» The problem
Give back the records below exactly, every one, with no pictures.

─── Dataset extract ───

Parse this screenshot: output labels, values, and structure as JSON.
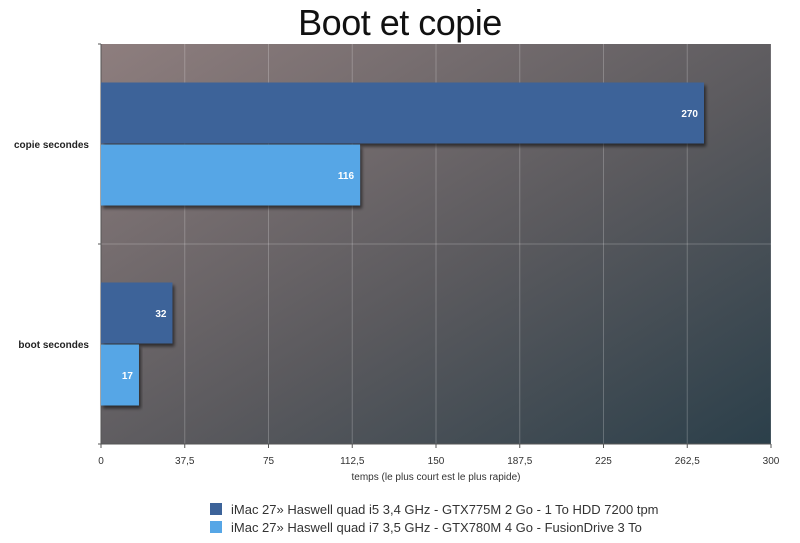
{
  "chart_data": {
    "type": "bar",
    "orientation": "horizontal",
    "title": "Boot et copie",
    "xlabel": "temps (le plus court est le plus rapide)",
    "ylabel": "",
    "xlim": [
      0,
      300
    ],
    "x_ticks": [
      "0",
      "37,5",
      "75",
      "112,5",
      "150",
      "187,5",
      "225",
      "262,5",
      "300"
    ],
    "categories": [
      "copie secondes",
      "boot secondes"
    ],
    "series": [
      {
        "name": "iMac 27» Haswell quad i5 3,4 GHz - GTX775M 2 Go - 1 To HDD 7200 tpm",
        "color": "#3c6399",
        "values": [
          270,
          32
        ]
      },
      {
        "name": "iMac 27» Haswell quad i7 3,5 GHz - GTX780M 4 Go - FusionDrive 3 To",
        "color": "#56a6e6",
        "values": [
          116,
          17
        ]
      }
    ],
    "grid": true,
    "legend_position": "bottom",
    "background": "gradient"
  }
}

───

» Exercise output
Parse this screenshot: output labels, values, and structure as JSON.
{
  "chart_data": {
    "type": "bar",
    "orientation": "horizontal",
    "title": "Boot et copie",
    "xlabel": "temps (le plus court est le plus rapide)",
    "ylabel": "",
    "xlim": [
      0,
      300
    ],
    "x_ticks": [
      "0",
      "37,5",
      "75",
      "112,5",
      "150",
      "187,5",
      "225",
      "262,5",
      "300"
    ],
    "categories": [
      "copie secondes",
      "boot secondes"
    ],
    "series": [
      {
        "name": "iMac 27» Haswell quad i5 3,4 GHz - GTX775M 2 Go - 1 To HDD 7200 tpm",
        "color": "#3c6399",
        "values": [
          270,
          32
        ]
      },
      {
        "name": "iMac 27» Haswell quad i7 3,5 GHz - GTX780M 4 Go - FusionDrive 3 To",
        "color": "#56a6e6",
        "values": [
          116,
          17
        ]
      }
    ],
    "grid": true,
    "legend_position": "bottom",
    "background": "gradient"
  }
}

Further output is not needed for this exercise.